-- Begin Records for processing --
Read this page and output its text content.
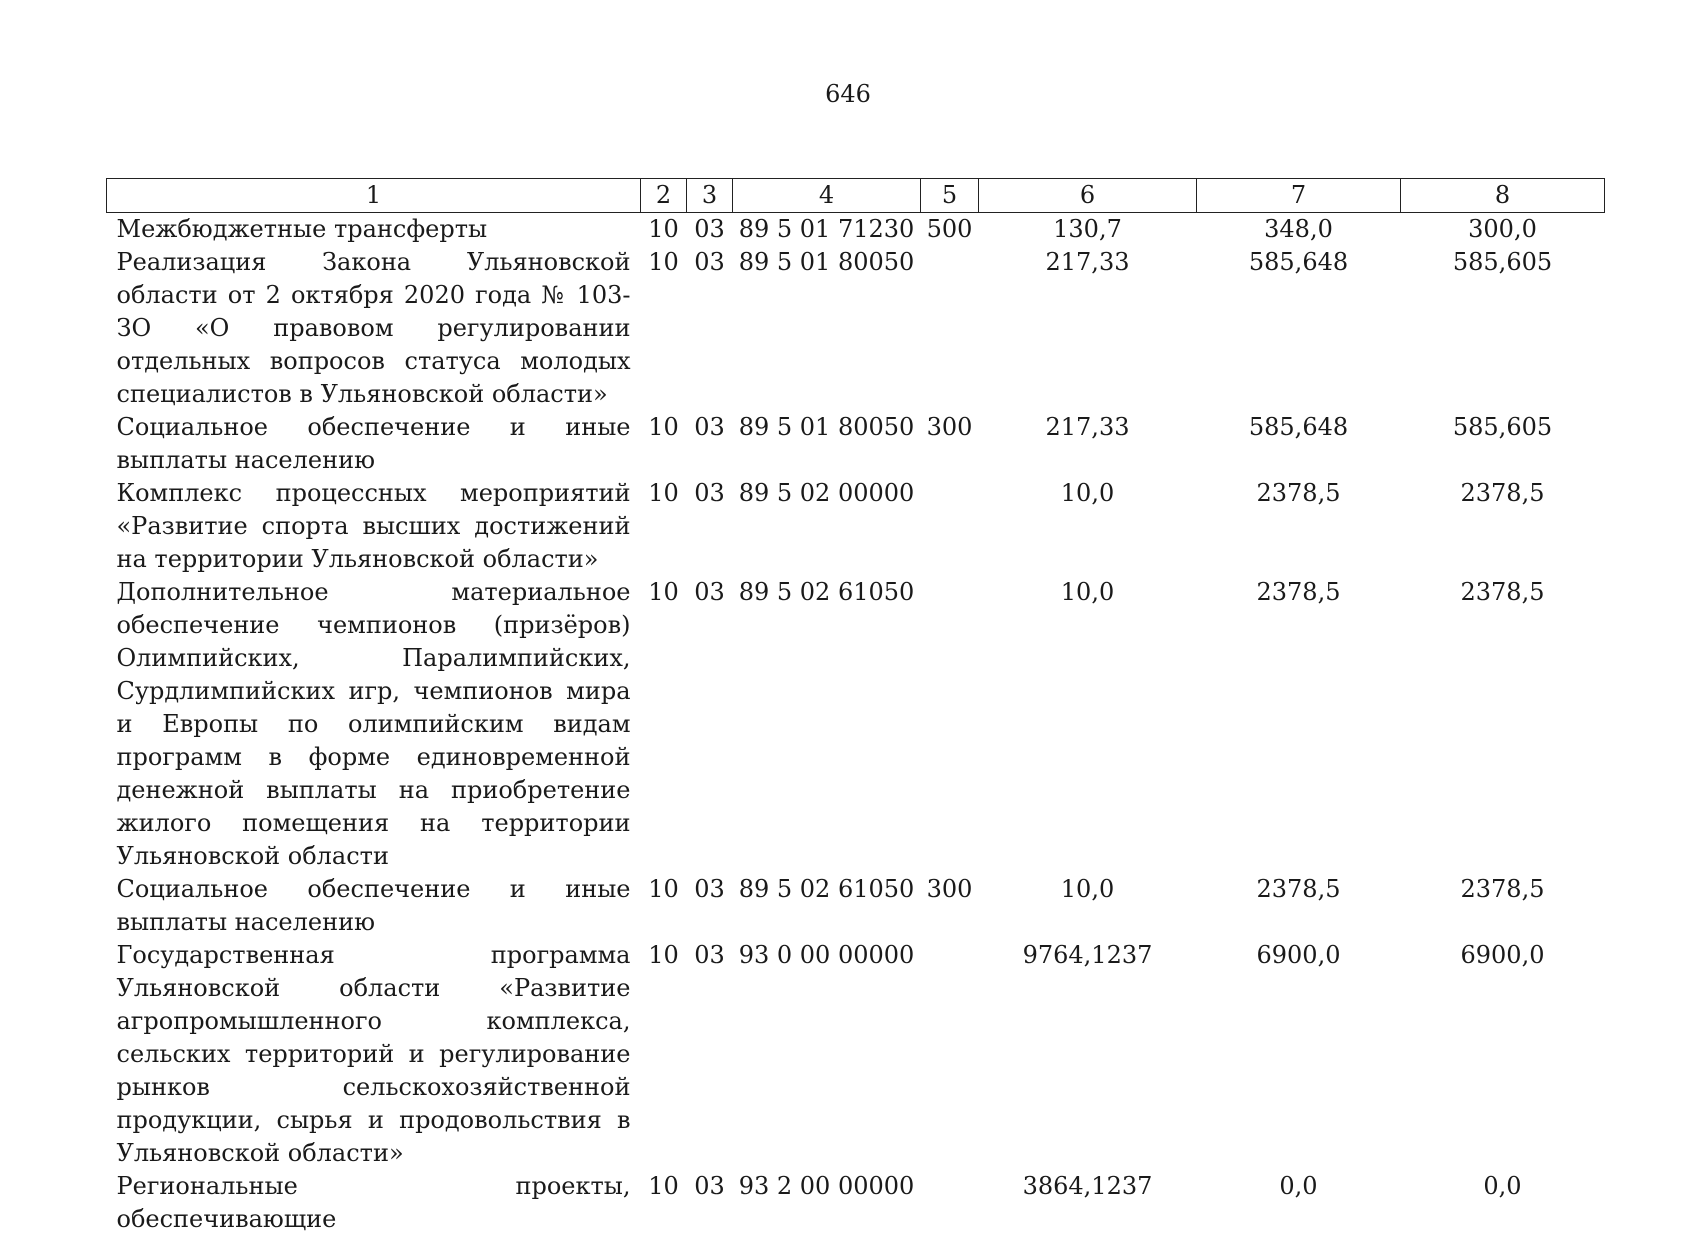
646
1	2	3	4	5	6	7	8
Межбюджетные трансферты	10	03	89 5 01 71230	500	130,7	348,0	300,0
Реализация Закона Ульяновской области от 2 октября 2020 года № 103-ЗО «О правовом регулировании отдельных вопросов статуса молодых специалистов в Ульяновской области»	10	03	89 5 01 80050		217,33	585,648	585,605
Социальное обеспечение и иные выплаты населению	10	03	89 5 01 80050	300	217,33	585,648	585,605
Комплекс процессных мероприятий «Развитие спорта высших достижений на территории Ульяновской области»	10	03	89 5 02 00000		10,0	2378,5	2378,5
Дополнительное материальное обеспечение чемпионов (призёров) Олимпийских, Паралимпийских, Сурдлимпийских игр, чемпионов мира и Европы по олимпийским видам программ в форме единовременной денежной выплаты на приобретение жилого помещения на территории Ульяновской области	10	03	89 5 02 61050		10,0	2378,5	2378,5
Социальное обеспечение и иные выплаты населению	10	03	89 5 02 61050	300	10,0	2378,5	2378,5
Государственная программа Ульяновской области «Развитие агропромышленного комплекса, сельских территорий и регулирование рынков сельскохозяйственной продукции, сырья и продовольствия в Ульяновской области»	10	03	93 0 00 00000		9764,1237	6900,0	6900,0
Региональные проекты, обеспечивающие	10	03	93 2 00 00000		3864,1237	0,0	0,0
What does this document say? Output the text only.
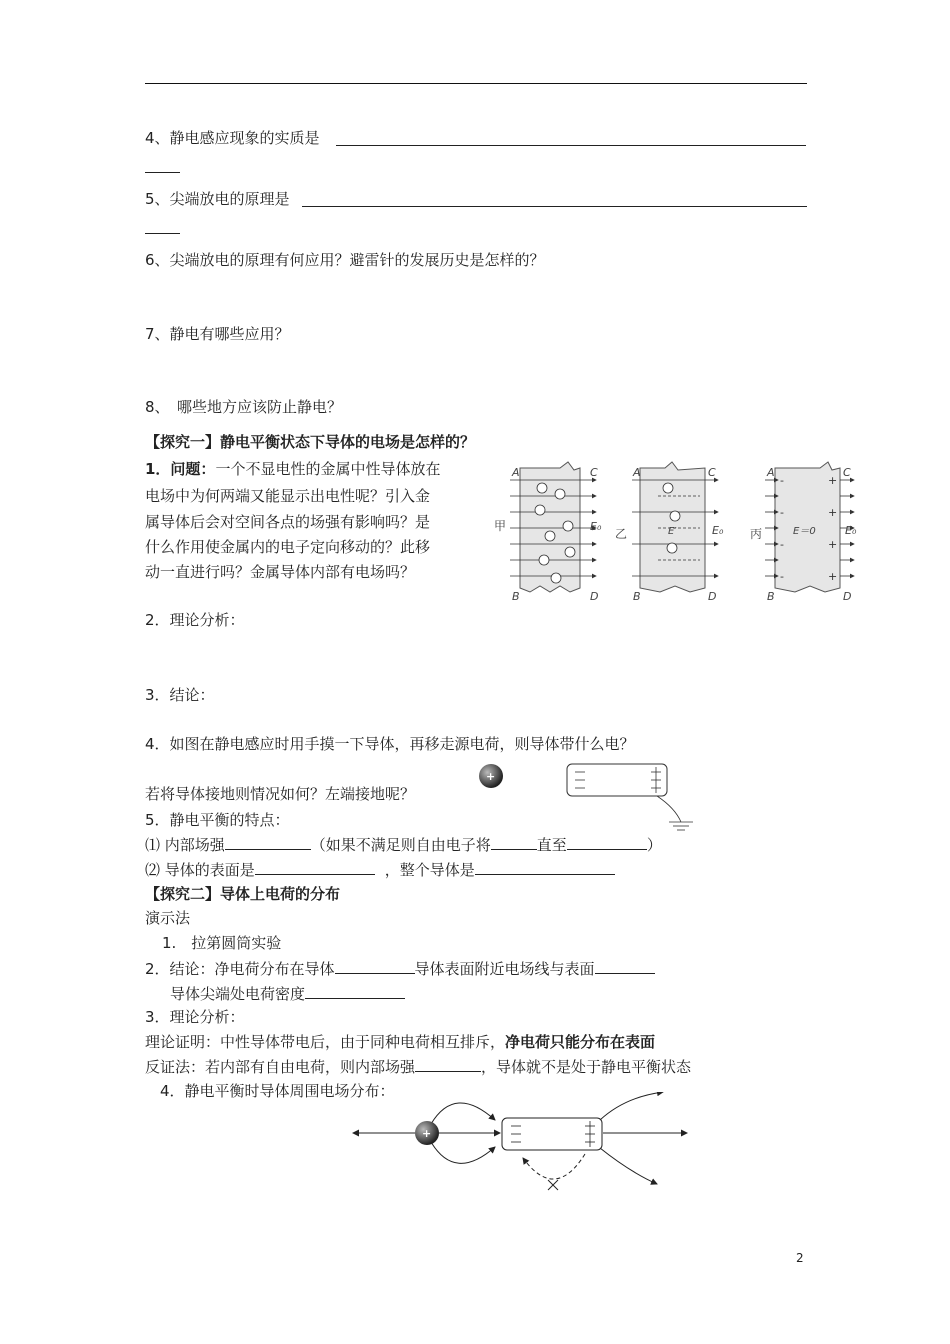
4、静电感应现象的实质是
5、尖端放电的原理是
6、尖端放电的原理有何应用？避雷针的发展历史是怎样的？
7、静电有哪些应用？
8、　哪些地方应该防止静电？
【探究一】静电平衡状态下导体的电场是怎样的？
1．问题：一个不显电性的金属中性导体放在
电场中为何两端又能显示出电性呢？引入金
属导体后会对空间各点的场强有影响吗？是
什么作用使金属内的电子定向移动的？此移
动一直进行吗？金属导体内部有电场吗？
甲
A	C
B	D
E₀
乙
A	C
B	D
E′	E₀
-
-
-
-
+
+
+
+
丙
A	C
B	D
E＝0	E₀
2．理论分析：
3．结论：
4．如图在静电感应时用手摸一下导体，再移走源电荷，则导体带什么电？
若将导体接地则情况如何？左端接地呢？
+
5．静电平衡的特点：
⑴ 内部场强	（如果不满足则自由电子将	直至	）
⑵ 导体的表面是	，整个导体是
【探究二】导体上电荷的分布
演示法
1.　拉第圆筒实验
2．结论：净电荷分布在导体	导体表面附近电场线与表面
导体尖端处电荷密度
3．理论分析：
理论证明：中性导体带电后，由于同种电荷相互排斥，净电荷只能分布在表面
反证法：若内部有自由电荷，则内部场强	，导体就不是处于静电平衡状态
4．静电平衡时导体周围电场分布：
+
2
-- End Records for processing --
— Set exercise —
Copy all the data exactly as written, but skip any picture.

— Exercise answer —
Read this page and output its text content.
646
1	2	3	4	5	6	7	8
Межбюджетные трансферты	10	03	89 5 01 71230	500	130,7	348,0	300,0
Реализация Закона Ульяновской области от 2 октября 2020 года № 103-ЗО «О правовом регулировании отдельных вопросов статуса молодых специалистов в Ульяновской области»	10	03	89 5 01 80050		217,33	585,648	585,605
Социальное обеспечение и иные выплаты населению	10	03	89 5 01 80050	300	217,33	585,648	585,605
Комплекс процессных мероприятий «Развитие спорта высших достижений на территории Ульяновской области»	10	03	89 5 02 00000		10,0	2378,5	2378,5
Дополнительное материальное обеспечение чемпионов (призёров) Олимпийских, Паралимпийских, Сурдлимпийских игр, чемпионов мира и Европы по олимпийским видам программ в форме единовременной денежной выплаты на приобретение жилого помещения на территории Ульяновской области	10	03	89 5 02 61050		10,0	2378,5	2378,5
Социальное обеспечение и иные выплаты населению	10	03	89 5 02 61050	300	10,0	2378,5	2378,5
Государственная программа Ульяновской области «Развитие агропромышленного комплекса, сельских территорий и регулирование рынков сельскохозяйственной продукции, сырья и продовольствия в Ульяновской области»	10	03	93 0 00 00000		9764,1237	6900,0	6900,0
Региональные проекты, обеспечивающие	10	03	93 2 00 00000		3864,1237	0,0	0,0
What does this document say? Output the text only.
4、静电感应现象的实质是
5、尖端放电的原理是
6、尖端放电的原理有何应用？避雷针的发展历史是怎样的？
7、静电有哪些应用？
8、　哪些地方应该防止静电？
【探究一】静电平衡状态下导体的电场是怎样的？
1．问题：一个不显电性的金属中性导体放在
电场中为何两端又能显示出电性呢？引入金
属导体后会对空间各点的场强有影响吗？是
什么作用使金属内的电子定向移动的？此移
动一直进行吗？金属导体内部有电场吗？
甲
A	C
B	D
E₀
乙
A	C
B	D
E′	E₀
-
-
-
-
+
+
+
+
丙
A	C
B	D
E＝0	E₀
2．理论分析：
3．结论：
4．如图在静电感应时用手摸一下导体，再移走源电荷，则导体带什么电？
若将导体接地则情况如何？左端接地呢？
+
5．静电平衡的特点：
⑴ 内部场强	（如果不满足则自由电子将	直至	）
⑵ 导体的表面是	，整个导体是
【探究二】导体上电荷的分布
演示法
1.　拉第圆筒实验
2．结论：净电荷分布在导体	导体表面附近电场线与表面
导体尖端处电荷密度
3．理论分析：
理论证明：中性导体带电后，由于同种电荷相互排斥，净电荷只能分布在表面
反证法：若内部有自由电荷，则内部场强	，导体就不是处于静电平衡状态
4．静电平衡时导体周围电场分布：
+
2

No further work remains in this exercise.